# [Record set]

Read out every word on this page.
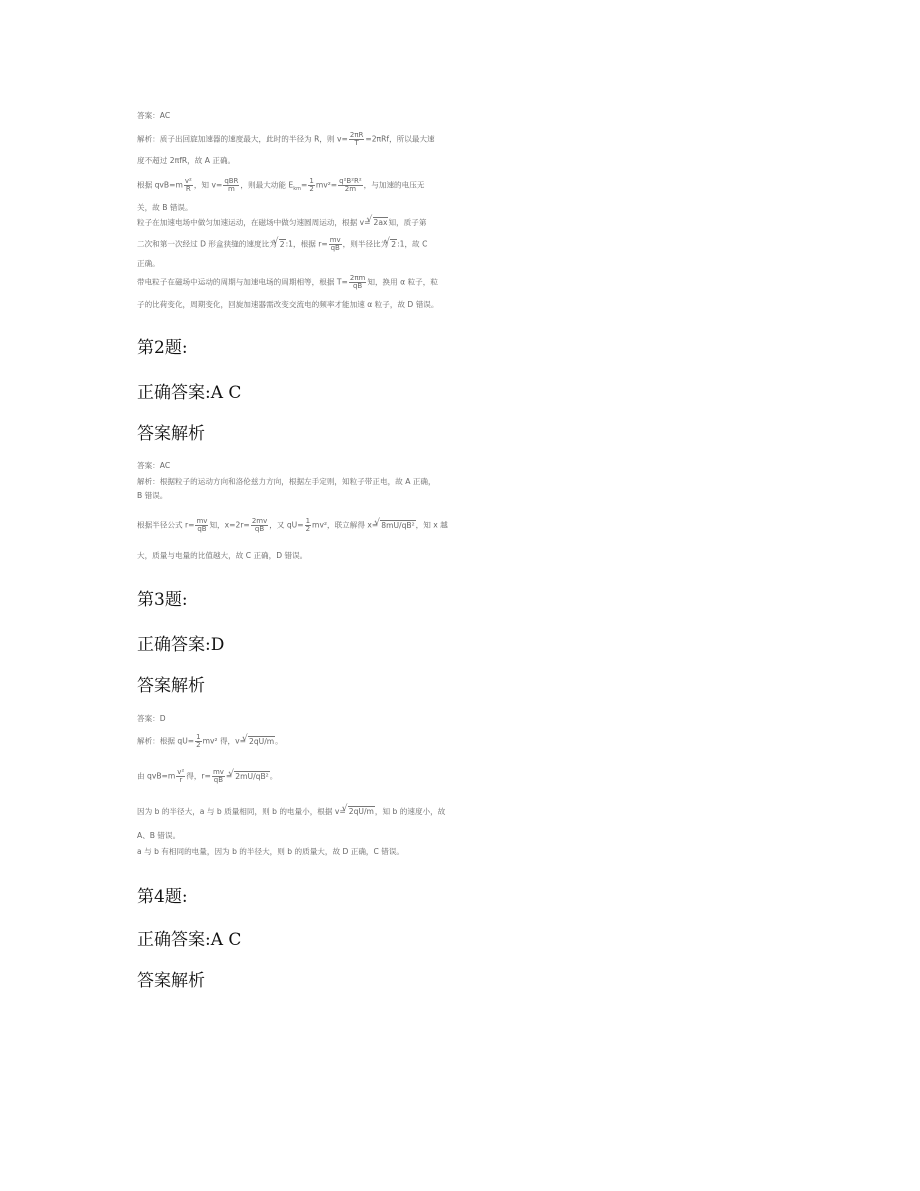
答案：AC
解析：质子出回旋加速器的速度最大，此时的半径为 R，则 $v= \frac{2\pi R}{T} =2\pi Rf$，所以最大速
度不超过 2πfR，故 A 正确。
根据 $qvB=m \frac{\text{v²}}{R}$ ，知 $v= \frac{\text{qBR}}{m}$ ，则最大动能 $E_{km}= \frac{1}{2} mv^2= \frac{\text{q²B²R²}}{2m}$ ，与加速的电压无
关，故 B 错误。
粒子在加速电场中做匀加速运动，在磁场中做匀速圆周运动，根据 v= √ 2ax知，质子第
二次和第一次经过 D 形盒狭缝的速度比为 √ 2:1，根据 $r= \frac{mv}{qB}$ ，则半径比为 √ 2:1，故 C
正确。
带电粒子在磁场中运动的周期与加速电场的周期相等，根据 $T= \frac{2\pi m}{qB}$ 知，换用 α 粒子，粒
子的比荷变化，周期变化，回旋加速器需改变交流电的频率才能加速 α 粒子，故 D 错误。
第2题:
正确答案:A C
答案解析
答案：AC
解析：根据粒子的运动方向和洛伦兹力方向，根据左手定则，知粒子带正电，故 A 正确，
B 错误。
根据半径公式 $r= \frac{mv}{qB}$ 知，$x=2r= \frac{2mv}{qB}$ ，又 $qU= \frac{1}{2} mv^2$，联立解得 x= √ 8mU/qB²，知 x 越
大，质量与电量的比值越大，故 C 正确，D 错误。
第3题:
正确答案:D
答案解析
答案：D
解析：根据 $qU= \frac{1}{2} mv^2$ 得，v= √ 2qU/m。
由 $qvB=m \frac{\text{v²}}{r}$ 得，$r= \frac{mv}{qB}$ = √ 2mU/qB²。
因为 b 的半径大，a 与 b 质量相同，则 b 的电量小，根据 v= √ 2qU/m，知 b 的速度小，故
A、B 错误。
a 与 b 有相同的电量，因为 b 的半径大，则 b 的质量大，故 D 正确，C 错误。
第4题:
正确答案:A C
答案解析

# [Work instructions]
Each line of the data should be quoted exactly, with pictures left out.

# [Correct answer]
Read out every word on this page.
答案：AC
解析：质子出回旋加速器的速度最大，此时的半径为 R，则 $v= \frac{2\pi R}{T} =2\pi Rf$，所以最大速
度不超过 2πfR，故 A 正确。
根据 $qvB=m \frac{\text{v²}}{R}$ ，知 $v= \frac{\text{qBR}}{m}$ ，则最大动能 $E_{km}= \frac{1}{2} mv^2= \frac{\text{q²B²R²}}{2m}$ ，与加速的电压无
关，故 B 错误。
粒子在加速电场中做匀加速运动，在磁场中做匀速圆周运动，根据 v= √ 2ax知，质子第
二次和第一次经过 D 形盒狭缝的速度比为 √ 2:1，根据 $r= \frac{mv}{qB}$ ，则半径比为 √ 2:1，故 C
正确。
带电粒子在磁场中运动的周期与加速电场的周期相等，根据 $T= \frac{2\pi m}{qB}$ 知，换用 α 粒子，粒
子的比荷变化，周期变化，回旋加速器需改变交流电的频率才能加速 α 粒子，故 D 错误。
第2题:
正确答案:A C
答案解析
答案：AC
解析：根据粒子的运动方向和洛伦兹力方向，根据左手定则，知粒子带正电，故 A 正确，
B 错误。
根据半径公式 $r= \frac{mv}{qB}$ 知，$x=2r= \frac{2mv}{qB}$ ，又 $qU= \frac{1}{2} mv^2$，联立解得 x= √ 8mU/qB²，知 x 越
大，质量与电量的比值越大，故 C 正确，D 错误。
第3题:
正确答案:D
答案解析
答案：D
解析：根据 $qU= \frac{1}{2} mv^2$ 得，v= √ 2qU/m。
由 $qvB=m \frac{\text{v²}}{r}$ 得，$r= \frac{mv}{qB}$ = √ 2mU/qB²。
因为 b 的半径大，a 与 b 质量相同，则 b 的电量小，根据 v= √ 2qU/m，知 b 的速度小，故
A、B 错误。
a 与 b 有相同的电量，因为 b 的半径大，则 b 的质量大，故 D 正确，C 错误。
第4题:
正确答案:A C
答案解析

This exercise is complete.